>> begin
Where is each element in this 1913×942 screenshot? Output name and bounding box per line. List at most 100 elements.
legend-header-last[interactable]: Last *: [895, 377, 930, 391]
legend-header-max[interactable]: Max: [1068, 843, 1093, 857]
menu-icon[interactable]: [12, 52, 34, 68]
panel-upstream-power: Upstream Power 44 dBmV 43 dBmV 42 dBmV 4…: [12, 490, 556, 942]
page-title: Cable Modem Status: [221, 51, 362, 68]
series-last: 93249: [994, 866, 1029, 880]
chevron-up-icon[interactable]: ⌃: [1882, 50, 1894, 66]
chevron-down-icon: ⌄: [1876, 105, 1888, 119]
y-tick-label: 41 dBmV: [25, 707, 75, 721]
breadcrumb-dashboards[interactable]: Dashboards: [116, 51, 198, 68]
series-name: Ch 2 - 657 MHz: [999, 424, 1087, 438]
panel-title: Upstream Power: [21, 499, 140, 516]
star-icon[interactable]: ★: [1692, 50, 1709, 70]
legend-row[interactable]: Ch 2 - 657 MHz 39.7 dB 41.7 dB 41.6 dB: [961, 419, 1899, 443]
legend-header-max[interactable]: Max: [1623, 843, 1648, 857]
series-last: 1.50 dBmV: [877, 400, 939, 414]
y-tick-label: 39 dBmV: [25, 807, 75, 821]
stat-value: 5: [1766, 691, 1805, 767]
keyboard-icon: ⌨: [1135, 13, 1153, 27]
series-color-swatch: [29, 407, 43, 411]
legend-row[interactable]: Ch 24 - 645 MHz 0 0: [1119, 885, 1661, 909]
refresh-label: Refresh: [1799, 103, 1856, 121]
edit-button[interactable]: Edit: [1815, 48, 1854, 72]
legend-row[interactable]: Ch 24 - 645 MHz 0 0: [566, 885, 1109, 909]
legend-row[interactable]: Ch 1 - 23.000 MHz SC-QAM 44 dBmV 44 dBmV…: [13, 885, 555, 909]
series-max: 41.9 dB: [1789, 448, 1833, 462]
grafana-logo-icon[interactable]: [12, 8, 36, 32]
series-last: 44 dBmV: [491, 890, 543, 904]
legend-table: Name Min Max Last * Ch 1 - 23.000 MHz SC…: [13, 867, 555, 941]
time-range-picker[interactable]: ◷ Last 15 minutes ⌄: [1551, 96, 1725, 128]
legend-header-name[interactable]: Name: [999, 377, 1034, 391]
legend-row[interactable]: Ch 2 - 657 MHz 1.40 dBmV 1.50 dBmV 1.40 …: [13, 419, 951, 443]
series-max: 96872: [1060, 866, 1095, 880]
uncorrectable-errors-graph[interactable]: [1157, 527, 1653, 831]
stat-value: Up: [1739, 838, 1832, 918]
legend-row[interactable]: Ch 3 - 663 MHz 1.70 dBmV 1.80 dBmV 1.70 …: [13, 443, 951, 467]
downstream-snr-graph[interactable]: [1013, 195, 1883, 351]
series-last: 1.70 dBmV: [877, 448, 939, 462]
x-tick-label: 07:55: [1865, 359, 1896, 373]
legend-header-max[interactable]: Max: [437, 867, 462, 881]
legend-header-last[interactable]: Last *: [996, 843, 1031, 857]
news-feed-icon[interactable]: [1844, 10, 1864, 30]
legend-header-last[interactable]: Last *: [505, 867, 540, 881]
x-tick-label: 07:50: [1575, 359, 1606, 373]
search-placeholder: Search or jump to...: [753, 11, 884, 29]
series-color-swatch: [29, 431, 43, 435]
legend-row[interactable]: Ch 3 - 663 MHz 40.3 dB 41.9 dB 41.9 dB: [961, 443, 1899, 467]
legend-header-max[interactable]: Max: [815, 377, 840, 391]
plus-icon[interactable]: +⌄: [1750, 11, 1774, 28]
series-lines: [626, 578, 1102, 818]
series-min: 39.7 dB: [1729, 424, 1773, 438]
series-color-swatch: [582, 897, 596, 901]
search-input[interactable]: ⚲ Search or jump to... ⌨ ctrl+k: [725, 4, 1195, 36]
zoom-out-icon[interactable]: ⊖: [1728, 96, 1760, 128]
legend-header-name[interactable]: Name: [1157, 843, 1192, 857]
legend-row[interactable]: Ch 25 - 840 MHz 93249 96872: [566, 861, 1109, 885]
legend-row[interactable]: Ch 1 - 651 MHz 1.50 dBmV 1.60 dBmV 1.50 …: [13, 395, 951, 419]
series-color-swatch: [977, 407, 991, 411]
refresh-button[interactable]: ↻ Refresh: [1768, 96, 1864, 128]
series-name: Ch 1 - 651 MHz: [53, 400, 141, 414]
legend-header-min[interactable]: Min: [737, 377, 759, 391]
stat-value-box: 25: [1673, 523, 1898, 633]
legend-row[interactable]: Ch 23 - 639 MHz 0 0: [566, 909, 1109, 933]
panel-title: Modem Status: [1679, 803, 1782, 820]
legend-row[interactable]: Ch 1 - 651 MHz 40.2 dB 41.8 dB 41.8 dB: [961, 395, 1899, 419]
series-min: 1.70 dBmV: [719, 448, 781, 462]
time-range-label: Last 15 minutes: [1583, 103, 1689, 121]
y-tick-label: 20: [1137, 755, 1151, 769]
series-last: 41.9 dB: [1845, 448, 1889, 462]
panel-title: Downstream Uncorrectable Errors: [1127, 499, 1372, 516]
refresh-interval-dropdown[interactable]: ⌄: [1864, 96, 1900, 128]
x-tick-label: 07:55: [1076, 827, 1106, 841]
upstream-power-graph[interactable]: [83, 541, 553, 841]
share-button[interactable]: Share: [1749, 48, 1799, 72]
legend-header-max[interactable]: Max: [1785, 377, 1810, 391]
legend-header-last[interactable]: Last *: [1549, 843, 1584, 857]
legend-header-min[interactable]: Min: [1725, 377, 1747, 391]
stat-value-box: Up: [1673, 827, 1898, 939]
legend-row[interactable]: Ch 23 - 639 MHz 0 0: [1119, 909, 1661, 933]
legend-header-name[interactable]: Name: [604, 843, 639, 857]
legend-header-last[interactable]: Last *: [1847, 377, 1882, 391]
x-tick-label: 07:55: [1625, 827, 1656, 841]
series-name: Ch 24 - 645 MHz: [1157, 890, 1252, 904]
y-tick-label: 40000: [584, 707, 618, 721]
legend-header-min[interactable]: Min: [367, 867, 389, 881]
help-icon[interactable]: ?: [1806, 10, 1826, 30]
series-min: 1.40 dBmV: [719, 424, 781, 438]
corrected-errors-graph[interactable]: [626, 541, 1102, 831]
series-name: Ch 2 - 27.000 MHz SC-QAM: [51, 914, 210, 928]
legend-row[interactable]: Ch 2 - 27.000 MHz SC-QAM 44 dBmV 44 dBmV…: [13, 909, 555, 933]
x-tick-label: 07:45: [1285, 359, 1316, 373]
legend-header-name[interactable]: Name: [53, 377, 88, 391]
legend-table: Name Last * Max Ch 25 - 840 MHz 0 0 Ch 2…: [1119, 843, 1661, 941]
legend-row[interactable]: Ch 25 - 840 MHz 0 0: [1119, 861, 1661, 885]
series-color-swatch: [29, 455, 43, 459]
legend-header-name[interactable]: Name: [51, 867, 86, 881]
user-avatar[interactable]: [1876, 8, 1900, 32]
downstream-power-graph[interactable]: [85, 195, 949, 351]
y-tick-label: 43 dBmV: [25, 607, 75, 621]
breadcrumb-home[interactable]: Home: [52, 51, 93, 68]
>> end
▸ Written problem
Extract every line of the listing above and reproduce each one character for character, in its original order.

▸ Reply to the exercise
Where is each element in this 1913×942 screenshot? Output name and bounding box per line. List at most 100 elements.
legend-header-last[interactable]: Last *: [895, 377, 930, 391]
legend-header-max[interactable]: Max: [1068, 843, 1093, 857]
menu-icon[interactable]: [12, 52, 34, 68]
panel-upstream-power: Upstream Power 44 dBmV 43 dBmV 42 dBmV 4…: [12, 490, 556, 942]
page-title: Cable Modem Status: [221, 51, 362, 68]
series-last: 93249: [994, 866, 1029, 880]
chevron-up-icon[interactable]: ⌃: [1882, 50, 1894, 66]
chevron-down-icon: ⌄: [1876, 105, 1888, 119]
y-tick-label: 41 dBmV: [25, 707, 75, 721]
breadcrumb-dashboards[interactable]: Dashboards: [116, 51, 198, 68]
series-name: Ch 2 - 657 MHz: [999, 424, 1087, 438]
panel-title: Upstream Power: [21, 499, 140, 516]
star-icon[interactable]: ★: [1692, 50, 1709, 70]
legend-row[interactable]: Ch 2 - 657 MHz 39.7 dB 41.7 dB 41.6 dB: [961, 419, 1899, 443]
legend-header-max[interactable]: Max: [1623, 843, 1648, 857]
series-last: 1.50 dBmV: [877, 400, 939, 414]
y-tick-label: 39 dBmV: [25, 807, 75, 821]
stat-value: 5: [1766, 691, 1805, 767]
keyboard-icon: ⌨: [1135, 13, 1153, 27]
series-color-swatch: [29, 407, 43, 411]
legend-row[interactable]: Ch 24 - 645 MHz 0 0: [1119, 885, 1661, 909]
refresh-label: Refresh: [1799, 103, 1856, 121]
edit-button[interactable]: Edit: [1815, 48, 1854, 72]
legend-row[interactable]: Ch 24 - 645 MHz 0 0: [566, 885, 1109, 909]
legend-row[interactable]: Ch 1 - 23.000 MHz SC-QAM 44 dBmV 44 dBmV…: [13, 885, 555, 909]
series-max: 41.9 dB: [1789, 448, 1833, 462]
grafana-logo-icon[interactable]: [12, 8, 36, 32]
series-last: 44 dBmV: [491, 890, 543, 904]
legend-table: Name Min Max Last * Ch 1 - 23.000 MHz SC…: [13, 867, 555, 941]
time-range-picker[interactable]: ◷ Last 15 minutes ⌄: [1551, 96, 1725, 128]
legend-header-name[interactable]: Name: [999, 377, 1034, 391]
legend-row[interactable]: Ch 2 - 657 MHz 1.40 dBmV 1.50 dBmV 1.40 …: [13, 419, 951, 443]
series-max: 96872: [1060, 866, 1095, 880]
uncorrectable-errors-graph[interactable]: [1157, 527, 1653, 831]
stat-value: Up: [1739, 838, 1832, 918]
legend-row[interactable]: Ch 3 - 663 MHz 1.70 dBmV 1.80 dBmV 1.70 …: [13, 443, 951, 467]
downstream-snr-graph[interactable]: [1013, 195, 1883, 351]
series-last: 1.70 dBmV: [877, 448, 939, 462]
x-tick-label: 07:55: [1865, 359, 1896, 373]
legend-header-max[interactable]: Max: [437, 867, 462, 881]
legend-header-last[interactable]: Last *: [996, 843, 1031, 857]
news-feed-icon[interactable]: [1844, 10, 1864, 30]
legend-header-last[interactable]: Last *: [505, 867, 540, 881]
x-tick-label: 07:50: [1575, 359, 1606, 373]
search-placeholder: Search or jump to...: [753, 11, 884, 29]
series-color-swatch: [29, 431, 43, 435]
legend-row[interactable]: Ch 3 - 663 MHz 40.3 dB 41.9 dB 41.9 dB: [961, 443, 1899, 467]
legend-header-max[interactable]: Max: [815, 377, 840, 391]
plus-icon[interactable]: +⌄: [1750, 11, 1774, 28]
series-lines: [626, 578, 1102, 818]
series-min: 39.7 dB: [1729, 424, 1773, 438]
series-color-swatch: [582, 897, 596, 901]
search-input[interactable]: ⚲ Search or jump to... ⌨ ctrl+k: [725, 4, 1195, 36]
zoom-out-icon[interactable]: ⊖: [1728, 96, 1760, 128]
legend-header-name[interactable]: Name: [1157, 843, 1192, 857]
legend-row[interactable]: Ch 25 - 840 MHz 93249 96872: [566, 861, 1109, 885]
legend-row[interactable]: Ch 1 - 651 MHz 1.50 dBmV 1.60 dBmV 1.50 …: [13, 395, 951, 419]
series-color-swatch: [977, 407, 991, 411]
refresh-button[interactable]: ↻ Refresh: [1768, 96, 1864, 128]
series-name: Ch 1 - 651 MHz: [53, 400, 141, 414]
legend-header-min[interactable]: Min: [737, 377, 759, 391]
stat-value-box: 25: [1673, 523, 1898, 633]
legend-row[interactable]: Ch 23 - 639 MHz 0 0: [566, 909, 1109, 933]
panel-title: Modem Status: [1679, 803, 1782, 820]
legend-row[interactable]: Ch 1 - 651 MHz 40.2 dB 41.8 dB 41.8 dB: [961, 395, 1899, 419]
series-min: 1.70 dBmV: [719, 448, 781, 462]
time-range-label: Last 15 minutes: [1583, 103, 1689, 121]
y-tick-label: 20: [1137, 755, 1151, 769]
series-last: 41.9 dB: [1845, 448, 1889, 462]
panel-title: Downstream Uncorrectable Errors: [1127, 499, 1372, 516]
refresh-interval-dropdown[interactable]: ⌄: [1864, 96, 1900, 128]
x-tick-label: 07:55: [1076, 827, 1106, 841]
upstream-power-graph[interactable]: [83, 541, 553, 841]
share-button[interactable]: Share: [1749, 48, 1799, 72]
legend-header-max[interactable]: Max: [1785, 377, 1810, 391]
legend-header-last[interactable]: Last *: [1549, 843, 1584, 857]
legend-header-min[interactable]: Min: [1725, 377, 1747, 391]
stat-value-box: Up: [1673, 827, 1898, 939]
legend-row[interactable]: Ch 23 - 639 MHz 0 0: [1119, 909, 1661, 933]
legend-header-name[interactable]: Name: [604, 843, 639, 857]
legend-header-last[interactable]: Last *: [1847, 377, 1882, 391]
x-tick-label: 07:55: [1625, 827, 1656, 841]
series-name: Ch 24 - 645 MHz: [1157, 890, 1252, 904]
y-tick-label: 40000: [584, 707, 618, 721]
legend-header-min[interactable]: Min: [367, 867, 389, 881]
help-icon[interactable]: ?: [1806, 10, 1826, 30]
series-min: 1.40 dBmV: [719, 424, 781, 438]
corrected-errors-graph[interactable]: [626, 541, 1102, 831]
series-name: Ch 2 - 27.000 MHz SC-QAM: [51, 914, 210, 928]
legend-row[interactable]: Ch 2 - 27.000 MHz SC-QAM 44 dBmV 44 dBmV…: [13, 909, 555, 933]
x-tick-label: 07:45: [1285, 359, 1316, 373]
legend-header-name[interactable]: Name: [53, 377, 88, 391]
legend-table: Name Last * Max Ch 25 - 840 MHz 0 0 Ch 2…: [1119, 843, 1661, 941]
legend-row[interactable]: Ch 25 - 840 MHz 0 0: [1119, 861, 1661, 885]
series-color-swatch: [29, 455, 43, 459]
legend-header-name[interactable]: Name: [51, 867, 86, 881]
user-avatar[interactable]: [1876, 8, 1900, 32]
downstream-power-graph[interactable]: [85, 195, 949, 351]
y-tick-label: 43 dBmV: [25, 607, 75, 621]
breadcrumb-home[interactable]: Home: [52, 51, 93, 68]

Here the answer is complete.